══ Stored rows

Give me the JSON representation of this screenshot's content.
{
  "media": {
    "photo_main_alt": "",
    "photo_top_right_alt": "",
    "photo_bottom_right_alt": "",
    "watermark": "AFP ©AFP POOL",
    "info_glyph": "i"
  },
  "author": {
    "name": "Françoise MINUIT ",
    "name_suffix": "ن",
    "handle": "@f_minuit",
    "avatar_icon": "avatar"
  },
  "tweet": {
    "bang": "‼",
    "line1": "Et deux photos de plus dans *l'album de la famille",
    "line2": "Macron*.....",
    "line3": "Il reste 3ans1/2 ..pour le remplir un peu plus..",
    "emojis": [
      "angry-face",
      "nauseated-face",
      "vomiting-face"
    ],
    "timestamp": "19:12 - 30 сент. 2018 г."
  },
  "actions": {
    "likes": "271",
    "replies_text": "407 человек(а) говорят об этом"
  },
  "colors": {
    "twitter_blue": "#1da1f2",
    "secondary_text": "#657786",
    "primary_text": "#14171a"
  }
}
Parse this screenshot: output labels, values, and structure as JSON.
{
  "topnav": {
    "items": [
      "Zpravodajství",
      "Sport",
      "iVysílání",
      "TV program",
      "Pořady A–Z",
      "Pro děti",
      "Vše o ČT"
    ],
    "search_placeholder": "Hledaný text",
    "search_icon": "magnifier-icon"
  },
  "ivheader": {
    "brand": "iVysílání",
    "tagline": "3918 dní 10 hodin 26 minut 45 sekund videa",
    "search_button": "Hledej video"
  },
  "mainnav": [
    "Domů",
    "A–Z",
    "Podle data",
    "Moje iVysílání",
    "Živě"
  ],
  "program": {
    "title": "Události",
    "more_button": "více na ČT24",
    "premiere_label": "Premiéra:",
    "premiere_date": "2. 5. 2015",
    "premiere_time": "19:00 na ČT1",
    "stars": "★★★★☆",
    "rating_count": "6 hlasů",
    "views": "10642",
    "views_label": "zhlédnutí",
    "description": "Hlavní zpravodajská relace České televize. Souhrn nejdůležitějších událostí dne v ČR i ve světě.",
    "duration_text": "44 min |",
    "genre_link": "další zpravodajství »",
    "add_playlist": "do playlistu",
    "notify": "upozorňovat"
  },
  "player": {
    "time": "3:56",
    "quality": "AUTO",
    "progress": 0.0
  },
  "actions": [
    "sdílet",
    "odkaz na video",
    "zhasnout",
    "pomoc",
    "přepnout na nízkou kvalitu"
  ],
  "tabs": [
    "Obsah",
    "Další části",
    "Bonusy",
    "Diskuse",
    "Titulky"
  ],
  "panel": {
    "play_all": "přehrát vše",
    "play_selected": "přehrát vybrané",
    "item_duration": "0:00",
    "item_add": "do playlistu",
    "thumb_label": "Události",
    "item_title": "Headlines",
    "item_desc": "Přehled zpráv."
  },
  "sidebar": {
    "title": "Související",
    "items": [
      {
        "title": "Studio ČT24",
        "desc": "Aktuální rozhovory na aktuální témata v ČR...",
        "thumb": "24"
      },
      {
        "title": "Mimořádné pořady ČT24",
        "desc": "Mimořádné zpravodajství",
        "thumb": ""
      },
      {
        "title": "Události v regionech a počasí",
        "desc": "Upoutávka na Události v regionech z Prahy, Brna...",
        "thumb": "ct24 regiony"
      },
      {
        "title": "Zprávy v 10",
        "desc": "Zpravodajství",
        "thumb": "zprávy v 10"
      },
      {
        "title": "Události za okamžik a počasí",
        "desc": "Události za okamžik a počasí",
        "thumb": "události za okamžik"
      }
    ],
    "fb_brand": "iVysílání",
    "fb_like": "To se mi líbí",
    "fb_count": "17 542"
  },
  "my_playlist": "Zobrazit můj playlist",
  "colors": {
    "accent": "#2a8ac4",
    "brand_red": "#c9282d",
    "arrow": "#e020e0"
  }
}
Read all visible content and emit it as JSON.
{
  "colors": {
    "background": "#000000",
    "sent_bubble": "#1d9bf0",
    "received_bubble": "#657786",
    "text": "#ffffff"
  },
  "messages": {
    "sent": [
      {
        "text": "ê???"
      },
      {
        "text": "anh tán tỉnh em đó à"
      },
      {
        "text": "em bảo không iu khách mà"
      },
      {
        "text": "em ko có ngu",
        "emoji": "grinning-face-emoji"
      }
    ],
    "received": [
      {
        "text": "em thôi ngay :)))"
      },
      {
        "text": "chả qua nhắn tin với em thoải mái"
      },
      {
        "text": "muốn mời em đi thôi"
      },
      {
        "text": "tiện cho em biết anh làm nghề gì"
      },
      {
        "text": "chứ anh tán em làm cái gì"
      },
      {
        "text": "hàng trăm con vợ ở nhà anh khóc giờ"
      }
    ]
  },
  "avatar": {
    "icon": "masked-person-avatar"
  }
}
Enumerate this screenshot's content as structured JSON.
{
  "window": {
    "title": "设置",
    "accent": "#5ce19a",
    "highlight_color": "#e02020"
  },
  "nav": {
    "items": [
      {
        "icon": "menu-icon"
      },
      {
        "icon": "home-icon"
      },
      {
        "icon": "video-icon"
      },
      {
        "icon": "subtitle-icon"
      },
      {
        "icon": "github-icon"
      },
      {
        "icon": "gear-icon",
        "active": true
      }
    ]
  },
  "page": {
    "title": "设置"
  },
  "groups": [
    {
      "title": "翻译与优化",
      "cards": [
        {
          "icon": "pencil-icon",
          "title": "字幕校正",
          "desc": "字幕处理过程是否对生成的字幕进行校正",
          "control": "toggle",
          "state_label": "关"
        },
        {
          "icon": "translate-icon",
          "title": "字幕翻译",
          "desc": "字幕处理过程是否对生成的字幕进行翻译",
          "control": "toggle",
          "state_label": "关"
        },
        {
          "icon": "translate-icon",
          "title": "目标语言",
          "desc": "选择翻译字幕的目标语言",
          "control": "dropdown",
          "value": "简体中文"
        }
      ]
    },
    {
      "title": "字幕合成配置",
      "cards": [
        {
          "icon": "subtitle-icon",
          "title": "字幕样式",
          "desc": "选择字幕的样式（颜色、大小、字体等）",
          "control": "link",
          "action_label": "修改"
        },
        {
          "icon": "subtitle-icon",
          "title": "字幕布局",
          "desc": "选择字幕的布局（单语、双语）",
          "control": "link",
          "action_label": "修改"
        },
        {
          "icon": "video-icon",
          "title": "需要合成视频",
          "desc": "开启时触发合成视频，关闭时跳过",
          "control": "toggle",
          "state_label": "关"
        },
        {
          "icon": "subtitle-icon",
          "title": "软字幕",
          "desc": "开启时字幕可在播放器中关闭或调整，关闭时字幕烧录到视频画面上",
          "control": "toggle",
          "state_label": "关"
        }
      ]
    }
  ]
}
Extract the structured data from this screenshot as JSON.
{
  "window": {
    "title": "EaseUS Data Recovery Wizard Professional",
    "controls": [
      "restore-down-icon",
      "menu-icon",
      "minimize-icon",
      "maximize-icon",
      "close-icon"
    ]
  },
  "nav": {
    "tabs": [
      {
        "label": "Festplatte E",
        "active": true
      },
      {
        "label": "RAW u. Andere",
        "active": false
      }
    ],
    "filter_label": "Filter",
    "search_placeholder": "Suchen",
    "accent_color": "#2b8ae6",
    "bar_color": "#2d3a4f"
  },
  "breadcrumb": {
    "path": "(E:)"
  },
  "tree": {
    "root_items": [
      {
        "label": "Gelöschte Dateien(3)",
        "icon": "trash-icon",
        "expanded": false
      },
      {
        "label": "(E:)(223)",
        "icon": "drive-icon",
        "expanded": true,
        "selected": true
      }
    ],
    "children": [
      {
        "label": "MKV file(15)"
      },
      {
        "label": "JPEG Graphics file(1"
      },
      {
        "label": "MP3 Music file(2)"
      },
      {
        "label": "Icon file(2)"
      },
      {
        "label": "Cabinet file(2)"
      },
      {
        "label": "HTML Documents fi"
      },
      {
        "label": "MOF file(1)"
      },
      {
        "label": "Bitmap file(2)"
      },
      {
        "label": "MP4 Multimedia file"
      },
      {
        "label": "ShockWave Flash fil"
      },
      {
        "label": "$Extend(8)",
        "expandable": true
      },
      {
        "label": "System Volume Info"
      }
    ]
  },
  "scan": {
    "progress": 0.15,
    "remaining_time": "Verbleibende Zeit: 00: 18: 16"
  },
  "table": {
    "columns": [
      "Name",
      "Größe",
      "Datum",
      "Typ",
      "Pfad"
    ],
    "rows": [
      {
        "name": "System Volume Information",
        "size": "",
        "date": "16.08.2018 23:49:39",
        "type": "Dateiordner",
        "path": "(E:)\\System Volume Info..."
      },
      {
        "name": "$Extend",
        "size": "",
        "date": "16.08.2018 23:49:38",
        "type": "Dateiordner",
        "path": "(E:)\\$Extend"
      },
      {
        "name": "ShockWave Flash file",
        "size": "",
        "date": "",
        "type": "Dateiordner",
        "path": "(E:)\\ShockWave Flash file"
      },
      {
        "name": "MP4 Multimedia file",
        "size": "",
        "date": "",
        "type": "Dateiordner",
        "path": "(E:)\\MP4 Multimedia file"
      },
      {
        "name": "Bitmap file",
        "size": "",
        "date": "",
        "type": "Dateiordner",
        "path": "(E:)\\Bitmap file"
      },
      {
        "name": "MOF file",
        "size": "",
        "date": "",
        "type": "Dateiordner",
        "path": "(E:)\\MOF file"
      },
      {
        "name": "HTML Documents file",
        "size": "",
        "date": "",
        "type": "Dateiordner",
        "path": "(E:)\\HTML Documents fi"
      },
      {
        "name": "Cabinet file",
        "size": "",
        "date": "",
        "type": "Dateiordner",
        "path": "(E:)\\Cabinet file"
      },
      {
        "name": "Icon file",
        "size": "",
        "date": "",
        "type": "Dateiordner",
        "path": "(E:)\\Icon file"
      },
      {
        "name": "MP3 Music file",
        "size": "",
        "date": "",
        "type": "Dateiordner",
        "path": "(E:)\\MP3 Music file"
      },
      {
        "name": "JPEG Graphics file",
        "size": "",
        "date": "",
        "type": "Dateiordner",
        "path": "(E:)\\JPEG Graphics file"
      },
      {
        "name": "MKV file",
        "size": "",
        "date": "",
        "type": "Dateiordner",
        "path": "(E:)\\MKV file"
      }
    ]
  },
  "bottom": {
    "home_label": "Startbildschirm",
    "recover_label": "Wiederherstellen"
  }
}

════

— What the task requires —
Go through the records and pull out each line that includes the word "Volume".

— Task output —
        "label": "System Volume Info"
        "name": "System Volume Information",
        "path": "(E:)\\System Volume Info..."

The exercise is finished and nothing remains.